## [Record list]
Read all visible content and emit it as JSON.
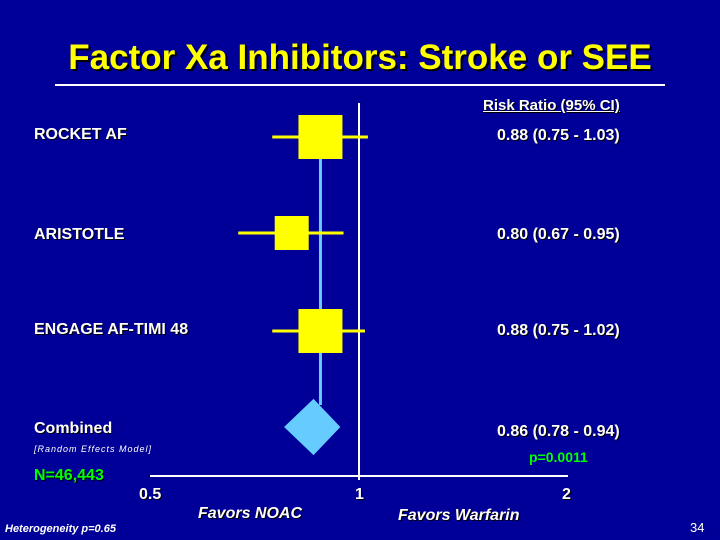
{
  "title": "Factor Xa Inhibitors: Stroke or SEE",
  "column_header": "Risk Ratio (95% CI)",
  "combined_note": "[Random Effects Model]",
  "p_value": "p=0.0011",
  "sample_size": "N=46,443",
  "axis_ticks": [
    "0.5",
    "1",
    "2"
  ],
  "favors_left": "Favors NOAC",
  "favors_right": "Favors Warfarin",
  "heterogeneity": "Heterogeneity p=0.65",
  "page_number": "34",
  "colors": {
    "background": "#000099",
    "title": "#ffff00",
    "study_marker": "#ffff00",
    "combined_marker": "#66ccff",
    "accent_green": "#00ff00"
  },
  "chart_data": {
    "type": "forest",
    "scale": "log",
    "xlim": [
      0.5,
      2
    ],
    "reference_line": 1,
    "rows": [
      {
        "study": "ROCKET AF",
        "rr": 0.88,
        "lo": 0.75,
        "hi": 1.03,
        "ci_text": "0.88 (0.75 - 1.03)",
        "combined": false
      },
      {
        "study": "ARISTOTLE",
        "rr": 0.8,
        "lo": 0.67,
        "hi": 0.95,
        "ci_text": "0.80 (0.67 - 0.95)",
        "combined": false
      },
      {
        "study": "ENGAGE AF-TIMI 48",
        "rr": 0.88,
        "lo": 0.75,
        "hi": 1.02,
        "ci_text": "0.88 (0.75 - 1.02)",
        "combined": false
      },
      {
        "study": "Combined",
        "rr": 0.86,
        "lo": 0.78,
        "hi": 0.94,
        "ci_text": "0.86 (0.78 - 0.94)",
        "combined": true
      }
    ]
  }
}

==

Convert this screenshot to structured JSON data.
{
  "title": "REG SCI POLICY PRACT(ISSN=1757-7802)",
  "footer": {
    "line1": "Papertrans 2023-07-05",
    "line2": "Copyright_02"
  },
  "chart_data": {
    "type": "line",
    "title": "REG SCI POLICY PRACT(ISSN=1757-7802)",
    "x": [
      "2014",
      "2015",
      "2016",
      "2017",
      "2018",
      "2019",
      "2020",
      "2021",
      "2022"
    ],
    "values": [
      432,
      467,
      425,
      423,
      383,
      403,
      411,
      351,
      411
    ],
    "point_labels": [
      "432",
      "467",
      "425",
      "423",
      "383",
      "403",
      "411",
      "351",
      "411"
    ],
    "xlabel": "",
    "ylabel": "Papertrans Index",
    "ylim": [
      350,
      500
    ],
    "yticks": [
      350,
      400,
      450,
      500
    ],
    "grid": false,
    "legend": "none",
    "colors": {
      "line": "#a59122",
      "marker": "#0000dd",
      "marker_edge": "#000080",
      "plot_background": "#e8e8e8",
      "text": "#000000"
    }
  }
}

--

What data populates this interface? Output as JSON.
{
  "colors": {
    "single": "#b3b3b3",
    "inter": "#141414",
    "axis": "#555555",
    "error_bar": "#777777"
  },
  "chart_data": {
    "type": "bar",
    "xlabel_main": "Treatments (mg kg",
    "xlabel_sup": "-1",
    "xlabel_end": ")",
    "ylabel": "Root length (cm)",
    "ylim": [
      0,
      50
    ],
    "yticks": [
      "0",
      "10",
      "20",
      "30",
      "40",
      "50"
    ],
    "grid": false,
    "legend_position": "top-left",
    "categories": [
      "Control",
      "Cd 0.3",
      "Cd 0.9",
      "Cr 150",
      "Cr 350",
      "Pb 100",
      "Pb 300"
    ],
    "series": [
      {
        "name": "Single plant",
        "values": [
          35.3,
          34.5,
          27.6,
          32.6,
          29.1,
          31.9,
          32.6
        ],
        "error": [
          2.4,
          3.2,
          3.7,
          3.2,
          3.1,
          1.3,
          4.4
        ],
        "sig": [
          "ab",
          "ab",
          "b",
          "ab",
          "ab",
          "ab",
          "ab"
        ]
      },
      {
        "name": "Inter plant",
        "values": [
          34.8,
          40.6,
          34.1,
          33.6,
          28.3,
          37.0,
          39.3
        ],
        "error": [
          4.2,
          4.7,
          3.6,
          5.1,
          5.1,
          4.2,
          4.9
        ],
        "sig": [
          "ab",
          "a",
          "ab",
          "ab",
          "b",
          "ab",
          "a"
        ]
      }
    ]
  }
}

## [To be done]
Read through the entries and copy every line that includes "POLICY".

## [Result]
  "title": "REG SCI POLICY PRACT(ISSN=1757-7802)",
    "title": "REG SCI POLICY PRACT(ISSN=1757-7802)",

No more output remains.